[Begin]

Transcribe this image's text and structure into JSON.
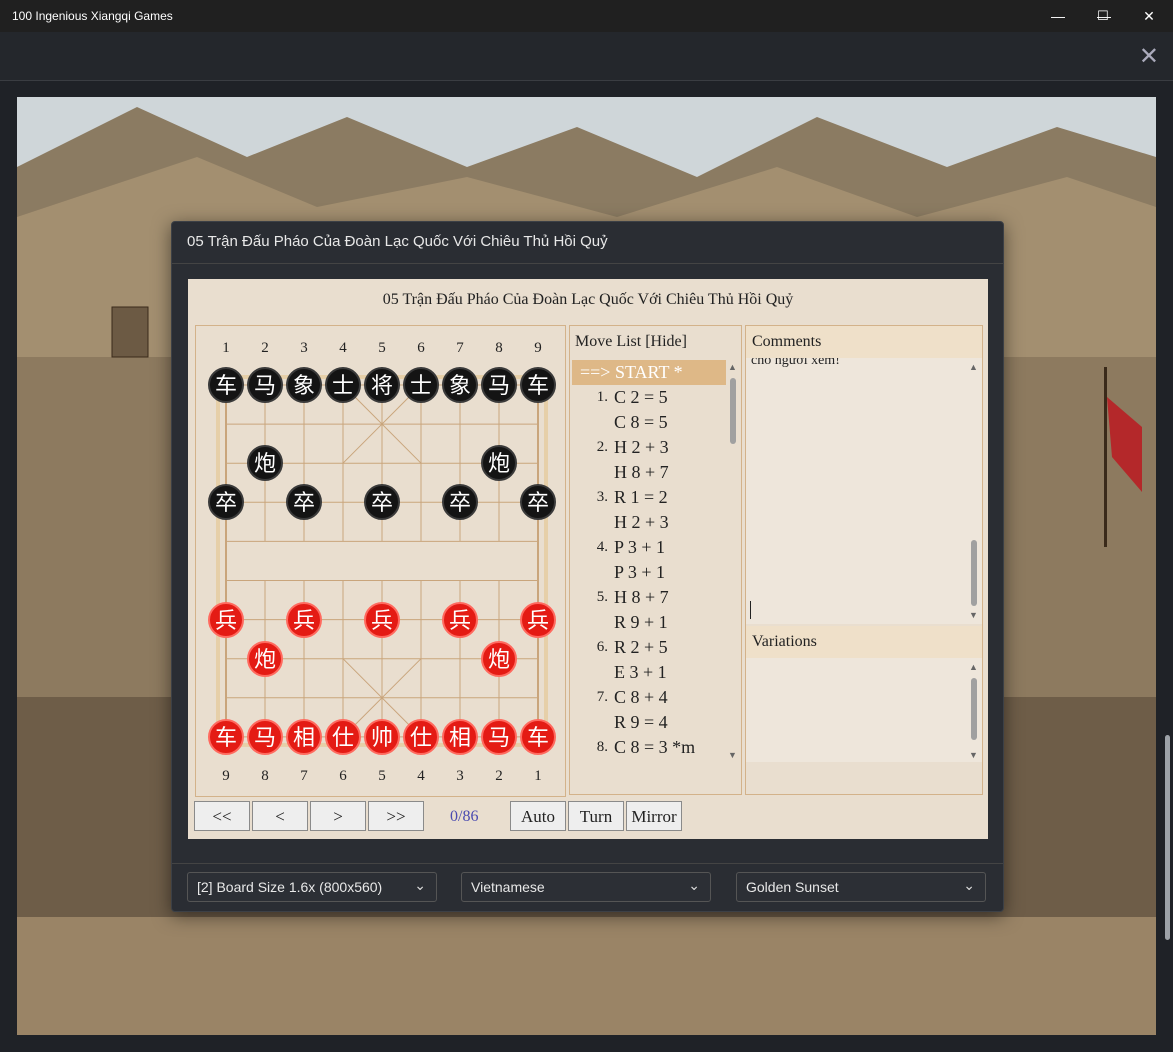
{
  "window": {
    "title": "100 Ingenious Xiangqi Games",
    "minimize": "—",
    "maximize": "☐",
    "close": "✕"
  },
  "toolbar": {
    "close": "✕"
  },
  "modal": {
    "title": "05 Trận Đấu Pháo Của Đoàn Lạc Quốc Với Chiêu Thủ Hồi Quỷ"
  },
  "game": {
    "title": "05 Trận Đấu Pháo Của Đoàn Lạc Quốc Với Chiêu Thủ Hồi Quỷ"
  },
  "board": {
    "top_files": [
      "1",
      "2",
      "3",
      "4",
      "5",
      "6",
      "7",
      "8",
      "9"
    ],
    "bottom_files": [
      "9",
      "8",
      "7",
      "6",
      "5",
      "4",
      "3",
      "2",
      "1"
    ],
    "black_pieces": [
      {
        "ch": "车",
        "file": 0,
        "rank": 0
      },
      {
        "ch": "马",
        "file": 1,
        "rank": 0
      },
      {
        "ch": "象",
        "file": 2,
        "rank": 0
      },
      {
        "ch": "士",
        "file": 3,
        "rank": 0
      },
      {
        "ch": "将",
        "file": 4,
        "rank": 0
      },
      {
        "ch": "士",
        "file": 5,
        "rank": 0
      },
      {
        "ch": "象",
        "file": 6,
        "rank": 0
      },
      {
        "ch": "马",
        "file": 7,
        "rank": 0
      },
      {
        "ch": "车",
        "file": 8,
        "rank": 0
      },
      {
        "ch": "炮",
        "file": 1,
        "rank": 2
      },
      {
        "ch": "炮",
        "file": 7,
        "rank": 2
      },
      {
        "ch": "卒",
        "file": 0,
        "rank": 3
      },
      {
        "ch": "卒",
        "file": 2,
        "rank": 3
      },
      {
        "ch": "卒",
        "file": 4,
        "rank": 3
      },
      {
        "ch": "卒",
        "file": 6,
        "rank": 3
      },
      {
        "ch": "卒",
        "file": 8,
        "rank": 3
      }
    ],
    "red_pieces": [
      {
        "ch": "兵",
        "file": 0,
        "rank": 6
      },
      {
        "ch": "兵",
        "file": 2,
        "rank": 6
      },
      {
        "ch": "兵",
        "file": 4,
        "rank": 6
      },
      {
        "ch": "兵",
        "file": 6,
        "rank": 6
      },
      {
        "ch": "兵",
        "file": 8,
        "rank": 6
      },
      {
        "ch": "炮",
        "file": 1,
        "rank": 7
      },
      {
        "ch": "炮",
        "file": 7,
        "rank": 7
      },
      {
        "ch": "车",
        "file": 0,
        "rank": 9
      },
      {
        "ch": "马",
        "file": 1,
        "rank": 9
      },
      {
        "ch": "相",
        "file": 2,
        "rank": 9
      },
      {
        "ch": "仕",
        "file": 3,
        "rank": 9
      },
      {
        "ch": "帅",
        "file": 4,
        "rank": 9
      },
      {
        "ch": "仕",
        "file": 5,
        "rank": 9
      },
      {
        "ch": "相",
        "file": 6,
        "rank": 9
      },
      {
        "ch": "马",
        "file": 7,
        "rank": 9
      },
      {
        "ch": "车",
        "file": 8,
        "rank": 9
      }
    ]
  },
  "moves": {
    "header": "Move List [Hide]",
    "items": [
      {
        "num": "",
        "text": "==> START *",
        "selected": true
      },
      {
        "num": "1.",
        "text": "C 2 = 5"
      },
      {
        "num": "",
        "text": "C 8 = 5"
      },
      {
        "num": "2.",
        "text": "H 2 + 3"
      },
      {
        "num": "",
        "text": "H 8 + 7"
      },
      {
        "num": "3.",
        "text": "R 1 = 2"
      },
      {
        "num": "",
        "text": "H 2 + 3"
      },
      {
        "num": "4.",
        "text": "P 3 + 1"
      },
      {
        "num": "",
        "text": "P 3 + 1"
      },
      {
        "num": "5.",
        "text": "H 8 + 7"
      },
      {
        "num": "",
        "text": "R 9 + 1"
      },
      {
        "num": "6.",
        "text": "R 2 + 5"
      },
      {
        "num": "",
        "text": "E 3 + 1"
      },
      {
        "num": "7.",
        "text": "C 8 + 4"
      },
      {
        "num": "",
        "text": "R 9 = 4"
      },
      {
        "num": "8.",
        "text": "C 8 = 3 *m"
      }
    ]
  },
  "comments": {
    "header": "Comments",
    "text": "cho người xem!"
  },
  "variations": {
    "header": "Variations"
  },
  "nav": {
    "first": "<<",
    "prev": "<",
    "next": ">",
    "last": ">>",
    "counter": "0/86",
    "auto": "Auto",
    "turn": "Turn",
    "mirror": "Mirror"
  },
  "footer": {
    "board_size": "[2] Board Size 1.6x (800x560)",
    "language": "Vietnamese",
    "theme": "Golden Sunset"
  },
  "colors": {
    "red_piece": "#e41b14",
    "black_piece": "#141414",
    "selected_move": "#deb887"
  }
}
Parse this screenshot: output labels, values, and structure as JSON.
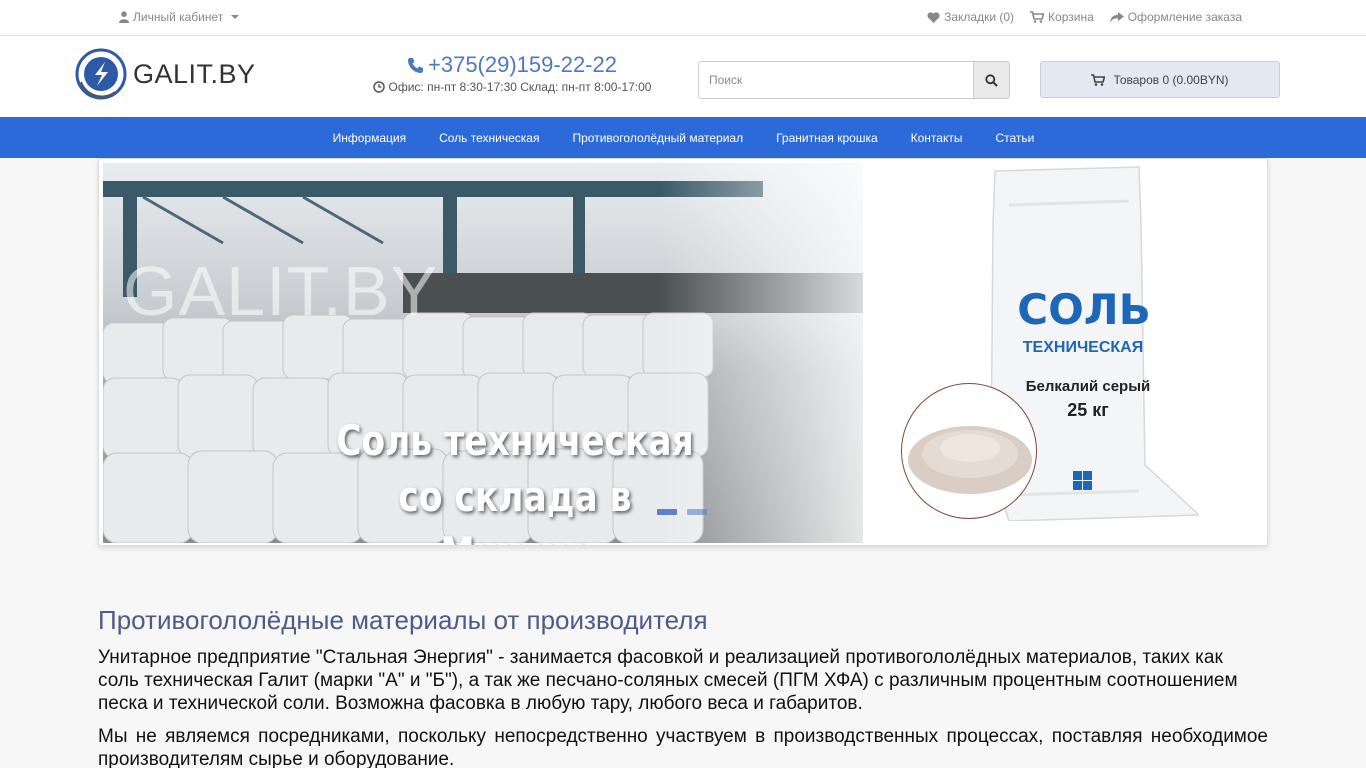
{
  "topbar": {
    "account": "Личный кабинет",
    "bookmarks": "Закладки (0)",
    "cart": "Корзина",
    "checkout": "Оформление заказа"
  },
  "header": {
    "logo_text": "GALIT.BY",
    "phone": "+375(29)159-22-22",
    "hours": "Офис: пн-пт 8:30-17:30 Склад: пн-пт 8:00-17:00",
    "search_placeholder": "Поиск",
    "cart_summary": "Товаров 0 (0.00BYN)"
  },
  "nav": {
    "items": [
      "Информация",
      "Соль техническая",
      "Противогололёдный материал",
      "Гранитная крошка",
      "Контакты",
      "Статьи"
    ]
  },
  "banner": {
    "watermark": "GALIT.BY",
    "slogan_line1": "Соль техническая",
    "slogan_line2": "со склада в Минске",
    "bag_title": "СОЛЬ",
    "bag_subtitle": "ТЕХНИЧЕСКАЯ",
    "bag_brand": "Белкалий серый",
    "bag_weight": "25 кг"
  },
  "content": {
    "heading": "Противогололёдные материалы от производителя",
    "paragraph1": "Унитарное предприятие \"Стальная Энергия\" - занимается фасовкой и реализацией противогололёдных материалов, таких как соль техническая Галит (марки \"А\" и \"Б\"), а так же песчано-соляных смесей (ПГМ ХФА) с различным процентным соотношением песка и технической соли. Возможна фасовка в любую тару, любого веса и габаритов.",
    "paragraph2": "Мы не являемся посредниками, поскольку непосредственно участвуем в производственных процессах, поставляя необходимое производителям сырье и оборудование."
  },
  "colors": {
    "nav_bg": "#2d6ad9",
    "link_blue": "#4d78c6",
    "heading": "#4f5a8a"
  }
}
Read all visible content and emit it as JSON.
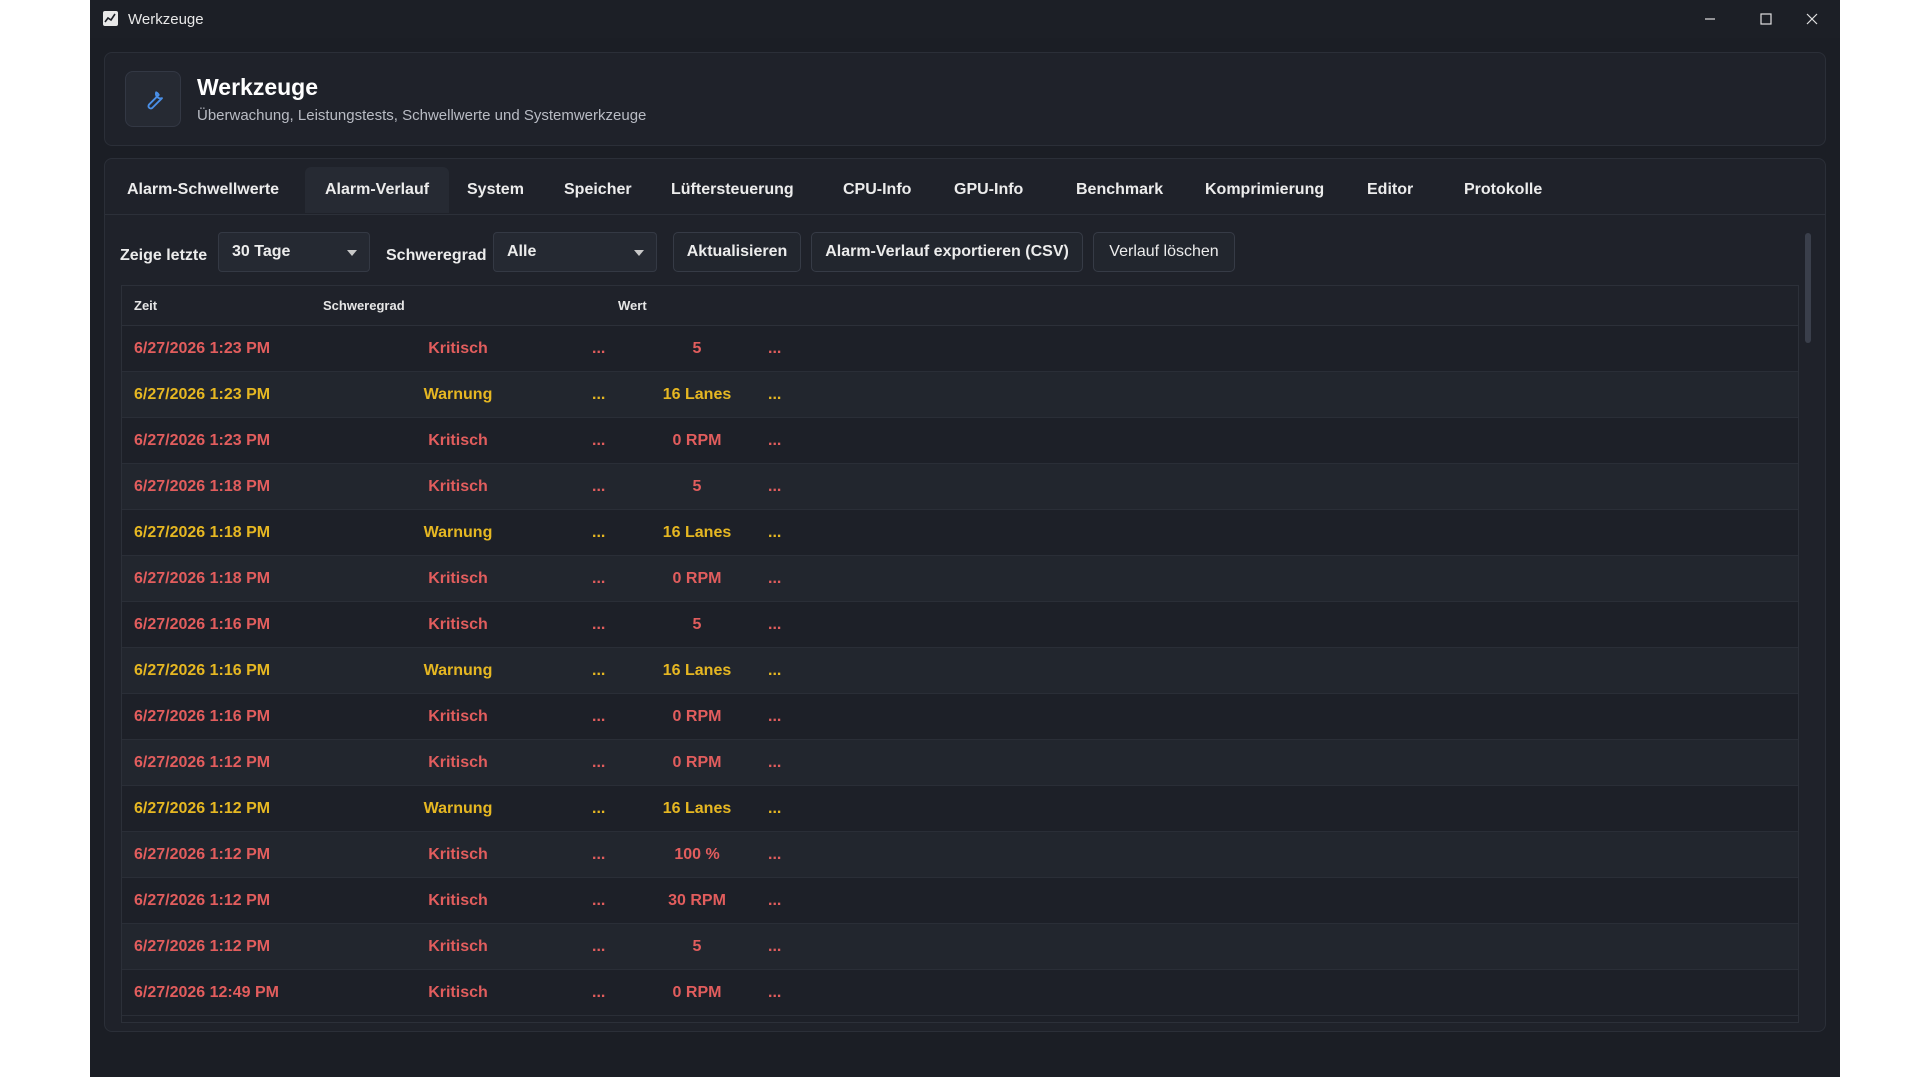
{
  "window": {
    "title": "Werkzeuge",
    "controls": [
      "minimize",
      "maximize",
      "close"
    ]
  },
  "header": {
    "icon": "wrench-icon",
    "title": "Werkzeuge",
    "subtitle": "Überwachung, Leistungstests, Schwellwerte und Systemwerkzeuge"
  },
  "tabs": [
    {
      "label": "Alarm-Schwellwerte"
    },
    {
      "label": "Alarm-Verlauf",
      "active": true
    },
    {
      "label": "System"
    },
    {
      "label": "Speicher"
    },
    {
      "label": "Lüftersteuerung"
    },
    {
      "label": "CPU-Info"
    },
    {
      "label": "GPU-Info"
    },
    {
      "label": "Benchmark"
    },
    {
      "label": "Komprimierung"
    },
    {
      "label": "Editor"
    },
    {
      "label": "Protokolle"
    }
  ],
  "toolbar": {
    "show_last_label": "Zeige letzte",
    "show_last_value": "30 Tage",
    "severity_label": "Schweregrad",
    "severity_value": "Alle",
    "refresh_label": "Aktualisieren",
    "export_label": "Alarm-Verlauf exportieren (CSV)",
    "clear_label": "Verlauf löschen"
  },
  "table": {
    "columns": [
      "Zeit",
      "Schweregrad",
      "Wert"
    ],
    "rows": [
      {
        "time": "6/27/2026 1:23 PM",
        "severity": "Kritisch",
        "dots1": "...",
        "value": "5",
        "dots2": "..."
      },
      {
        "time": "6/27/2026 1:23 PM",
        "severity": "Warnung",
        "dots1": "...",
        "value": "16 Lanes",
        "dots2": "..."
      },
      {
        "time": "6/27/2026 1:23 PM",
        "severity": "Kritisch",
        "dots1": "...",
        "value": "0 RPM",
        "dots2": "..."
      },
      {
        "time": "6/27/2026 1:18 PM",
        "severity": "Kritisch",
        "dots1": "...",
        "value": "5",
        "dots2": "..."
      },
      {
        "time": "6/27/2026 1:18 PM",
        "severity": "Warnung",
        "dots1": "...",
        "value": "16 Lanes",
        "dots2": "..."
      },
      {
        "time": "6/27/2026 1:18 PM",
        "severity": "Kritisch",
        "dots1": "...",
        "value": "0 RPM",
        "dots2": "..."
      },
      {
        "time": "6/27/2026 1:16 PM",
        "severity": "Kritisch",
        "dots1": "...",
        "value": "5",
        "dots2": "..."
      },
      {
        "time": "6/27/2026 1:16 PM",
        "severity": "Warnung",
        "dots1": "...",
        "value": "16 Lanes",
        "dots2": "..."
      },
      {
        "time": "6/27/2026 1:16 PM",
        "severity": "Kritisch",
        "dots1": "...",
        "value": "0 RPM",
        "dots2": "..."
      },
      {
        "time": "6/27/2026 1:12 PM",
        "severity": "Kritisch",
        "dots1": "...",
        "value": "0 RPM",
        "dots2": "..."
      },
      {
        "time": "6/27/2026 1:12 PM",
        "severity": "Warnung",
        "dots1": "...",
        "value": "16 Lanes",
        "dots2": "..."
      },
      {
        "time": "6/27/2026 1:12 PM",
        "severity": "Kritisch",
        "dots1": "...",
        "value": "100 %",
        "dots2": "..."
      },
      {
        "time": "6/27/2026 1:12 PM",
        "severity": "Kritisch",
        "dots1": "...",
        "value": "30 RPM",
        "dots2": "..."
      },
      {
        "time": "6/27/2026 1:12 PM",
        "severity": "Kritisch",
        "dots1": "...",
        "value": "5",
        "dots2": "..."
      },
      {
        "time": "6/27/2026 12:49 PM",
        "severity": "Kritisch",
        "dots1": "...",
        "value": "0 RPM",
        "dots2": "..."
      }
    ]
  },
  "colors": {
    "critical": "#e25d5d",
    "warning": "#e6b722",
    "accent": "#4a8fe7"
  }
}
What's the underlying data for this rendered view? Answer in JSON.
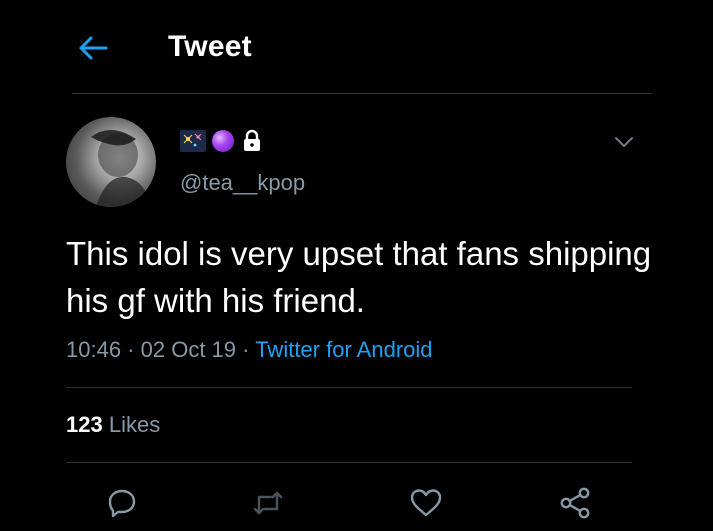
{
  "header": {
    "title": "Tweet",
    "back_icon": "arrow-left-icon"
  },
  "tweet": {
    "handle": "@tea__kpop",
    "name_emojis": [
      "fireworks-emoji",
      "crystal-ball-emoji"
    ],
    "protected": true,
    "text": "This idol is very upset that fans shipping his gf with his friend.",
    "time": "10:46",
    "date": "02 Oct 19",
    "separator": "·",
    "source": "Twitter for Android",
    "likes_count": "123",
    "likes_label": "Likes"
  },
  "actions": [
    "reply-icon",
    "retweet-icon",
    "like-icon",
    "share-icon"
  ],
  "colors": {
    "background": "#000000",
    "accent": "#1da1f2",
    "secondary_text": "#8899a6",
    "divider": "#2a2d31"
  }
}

[End]

__Exercise__. Which lines in the data above contain "Schweregrad"? Show each one.

__Correct output__.
    "severity_label": "Schweregrad",
      "Schweregrad",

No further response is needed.